**Request**:
Pick out the lines below that contain the string "this" and copy them all.

>> start

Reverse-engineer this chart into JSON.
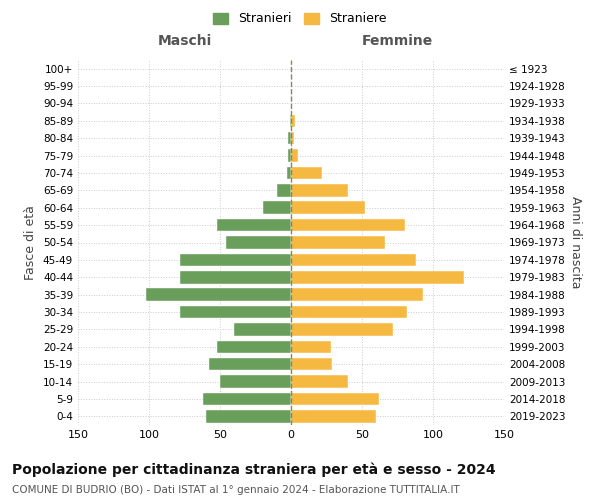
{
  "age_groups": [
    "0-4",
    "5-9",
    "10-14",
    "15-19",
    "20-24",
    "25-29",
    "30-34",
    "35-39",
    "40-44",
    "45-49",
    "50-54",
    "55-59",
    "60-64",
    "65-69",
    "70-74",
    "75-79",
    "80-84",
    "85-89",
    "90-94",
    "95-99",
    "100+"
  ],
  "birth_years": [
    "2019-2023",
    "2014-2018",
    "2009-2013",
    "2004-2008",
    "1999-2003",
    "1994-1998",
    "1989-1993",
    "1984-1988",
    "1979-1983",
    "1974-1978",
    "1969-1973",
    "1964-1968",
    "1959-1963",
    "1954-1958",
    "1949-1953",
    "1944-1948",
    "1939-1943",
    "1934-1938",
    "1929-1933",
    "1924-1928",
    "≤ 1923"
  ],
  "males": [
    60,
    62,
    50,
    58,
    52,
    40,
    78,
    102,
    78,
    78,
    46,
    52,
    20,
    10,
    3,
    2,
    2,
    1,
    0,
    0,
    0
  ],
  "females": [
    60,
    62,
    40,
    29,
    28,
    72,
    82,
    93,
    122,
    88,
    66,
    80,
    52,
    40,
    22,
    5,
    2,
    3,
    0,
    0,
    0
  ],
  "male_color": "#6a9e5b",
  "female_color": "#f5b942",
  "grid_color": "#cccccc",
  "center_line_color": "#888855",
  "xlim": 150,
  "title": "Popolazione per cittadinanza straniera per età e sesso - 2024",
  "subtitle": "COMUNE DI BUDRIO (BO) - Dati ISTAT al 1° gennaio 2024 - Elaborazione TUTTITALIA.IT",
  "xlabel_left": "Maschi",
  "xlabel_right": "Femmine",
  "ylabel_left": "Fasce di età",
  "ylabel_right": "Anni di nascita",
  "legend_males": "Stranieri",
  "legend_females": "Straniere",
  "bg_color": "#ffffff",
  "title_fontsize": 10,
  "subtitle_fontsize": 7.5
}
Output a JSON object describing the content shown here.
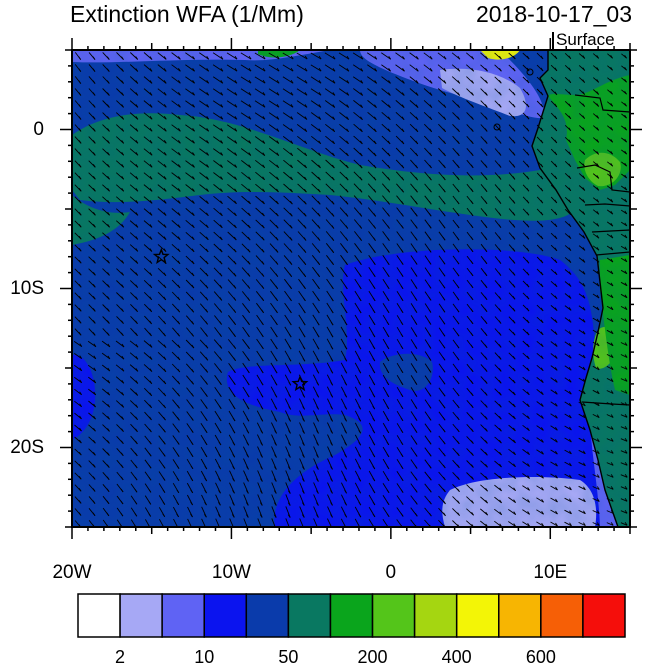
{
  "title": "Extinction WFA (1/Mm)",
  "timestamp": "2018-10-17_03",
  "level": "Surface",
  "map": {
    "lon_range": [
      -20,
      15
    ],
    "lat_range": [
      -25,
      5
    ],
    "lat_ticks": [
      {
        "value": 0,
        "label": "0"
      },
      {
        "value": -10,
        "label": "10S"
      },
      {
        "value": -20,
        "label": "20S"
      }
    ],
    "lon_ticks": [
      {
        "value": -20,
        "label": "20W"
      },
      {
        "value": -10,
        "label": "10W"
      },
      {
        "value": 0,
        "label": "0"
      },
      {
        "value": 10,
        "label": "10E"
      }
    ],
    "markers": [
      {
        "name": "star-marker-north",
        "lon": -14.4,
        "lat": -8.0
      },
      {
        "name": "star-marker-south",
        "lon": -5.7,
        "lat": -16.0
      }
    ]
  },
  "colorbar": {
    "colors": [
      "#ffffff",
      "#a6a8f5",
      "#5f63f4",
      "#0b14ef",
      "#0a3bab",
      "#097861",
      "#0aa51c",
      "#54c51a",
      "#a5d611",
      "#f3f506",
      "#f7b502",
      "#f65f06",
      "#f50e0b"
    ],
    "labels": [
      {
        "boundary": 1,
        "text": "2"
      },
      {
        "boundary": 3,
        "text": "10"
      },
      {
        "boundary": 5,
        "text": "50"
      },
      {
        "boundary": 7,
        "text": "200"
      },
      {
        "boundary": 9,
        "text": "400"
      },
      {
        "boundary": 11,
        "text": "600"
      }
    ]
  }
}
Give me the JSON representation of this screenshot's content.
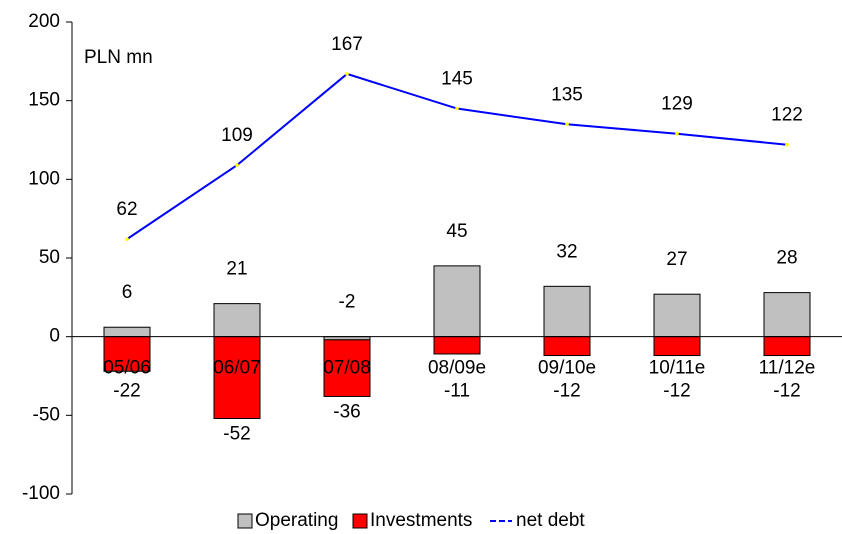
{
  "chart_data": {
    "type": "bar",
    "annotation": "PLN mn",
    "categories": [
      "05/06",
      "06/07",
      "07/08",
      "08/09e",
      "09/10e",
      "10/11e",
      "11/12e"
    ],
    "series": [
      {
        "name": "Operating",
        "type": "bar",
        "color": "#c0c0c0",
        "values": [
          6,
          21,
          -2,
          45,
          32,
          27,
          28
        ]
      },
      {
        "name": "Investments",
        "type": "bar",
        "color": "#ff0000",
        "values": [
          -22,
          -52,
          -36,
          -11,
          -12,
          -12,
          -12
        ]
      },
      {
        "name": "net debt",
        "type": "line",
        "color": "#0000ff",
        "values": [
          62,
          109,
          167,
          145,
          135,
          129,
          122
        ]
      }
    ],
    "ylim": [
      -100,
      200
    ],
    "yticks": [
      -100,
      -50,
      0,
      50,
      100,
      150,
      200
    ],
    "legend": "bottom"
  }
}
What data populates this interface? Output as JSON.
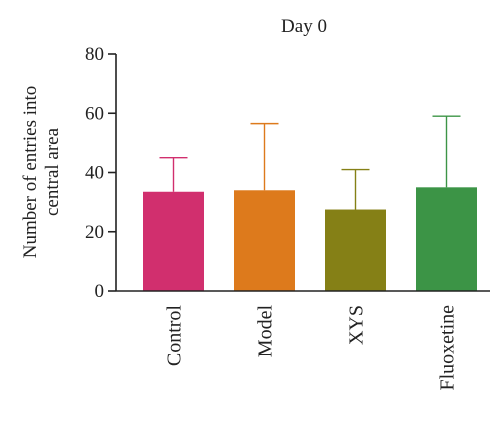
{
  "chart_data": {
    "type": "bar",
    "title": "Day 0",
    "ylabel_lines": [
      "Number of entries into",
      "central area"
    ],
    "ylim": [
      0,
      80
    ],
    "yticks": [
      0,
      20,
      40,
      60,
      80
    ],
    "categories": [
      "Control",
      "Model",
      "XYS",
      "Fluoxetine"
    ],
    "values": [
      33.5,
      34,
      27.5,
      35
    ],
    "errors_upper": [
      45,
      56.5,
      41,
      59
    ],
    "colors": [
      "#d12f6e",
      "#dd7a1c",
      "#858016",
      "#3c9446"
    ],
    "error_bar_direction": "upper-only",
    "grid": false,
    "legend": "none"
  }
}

>> end

**Exercise output**:
Reverse-engineer this chart into JSON.
Give me the JSON representation of this screenshot's content.
What data populates this interface? Output as JSON.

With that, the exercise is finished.